**Problem to solve**: Gather up the lines with the word "государственного" in them.

**Input records**:
==*==

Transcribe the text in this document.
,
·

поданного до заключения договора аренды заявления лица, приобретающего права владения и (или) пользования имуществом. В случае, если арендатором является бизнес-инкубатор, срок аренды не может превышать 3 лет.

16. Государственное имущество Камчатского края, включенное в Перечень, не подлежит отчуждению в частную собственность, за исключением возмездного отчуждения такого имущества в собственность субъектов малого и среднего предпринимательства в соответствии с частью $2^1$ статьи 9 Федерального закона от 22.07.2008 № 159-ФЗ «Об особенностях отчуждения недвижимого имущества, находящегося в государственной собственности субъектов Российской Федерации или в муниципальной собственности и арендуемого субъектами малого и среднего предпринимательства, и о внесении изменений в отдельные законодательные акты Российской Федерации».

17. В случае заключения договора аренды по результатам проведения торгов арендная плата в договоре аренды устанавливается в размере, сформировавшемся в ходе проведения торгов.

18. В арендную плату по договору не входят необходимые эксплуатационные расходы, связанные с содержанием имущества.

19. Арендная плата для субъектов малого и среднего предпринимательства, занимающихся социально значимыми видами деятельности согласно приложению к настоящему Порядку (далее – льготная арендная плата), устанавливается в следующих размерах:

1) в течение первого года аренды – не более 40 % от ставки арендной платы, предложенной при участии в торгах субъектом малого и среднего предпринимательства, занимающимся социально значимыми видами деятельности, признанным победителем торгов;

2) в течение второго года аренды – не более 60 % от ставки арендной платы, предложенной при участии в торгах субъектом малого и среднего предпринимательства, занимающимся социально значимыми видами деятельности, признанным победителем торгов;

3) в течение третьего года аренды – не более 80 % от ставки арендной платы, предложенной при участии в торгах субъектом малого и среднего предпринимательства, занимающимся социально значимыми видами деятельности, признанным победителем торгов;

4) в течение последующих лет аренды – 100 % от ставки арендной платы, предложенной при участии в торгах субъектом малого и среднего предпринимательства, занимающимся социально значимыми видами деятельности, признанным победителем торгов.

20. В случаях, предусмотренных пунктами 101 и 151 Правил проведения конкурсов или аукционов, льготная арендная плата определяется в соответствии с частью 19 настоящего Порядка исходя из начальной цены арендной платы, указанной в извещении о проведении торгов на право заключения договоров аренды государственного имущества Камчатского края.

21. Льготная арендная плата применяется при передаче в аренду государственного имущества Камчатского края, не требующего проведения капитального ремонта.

==*==

**Solution to the exercise**:
20. В случаях, предусмотренных пунктами 101 и 151 Правил проведения конкурсов или аукционов, льготная арендная плата определяется в соответствии с частью 19 настоящего Порядка исходя из начальной цены арендной платы, указанной в извещении о проведении торгов на право заключения договоров аренды государственного имущества Камчатского края.
21. Льготная арендная плата применяется при передаче в аренду государственного имущества Камчатского края, не требующего проведения капитального ремонта.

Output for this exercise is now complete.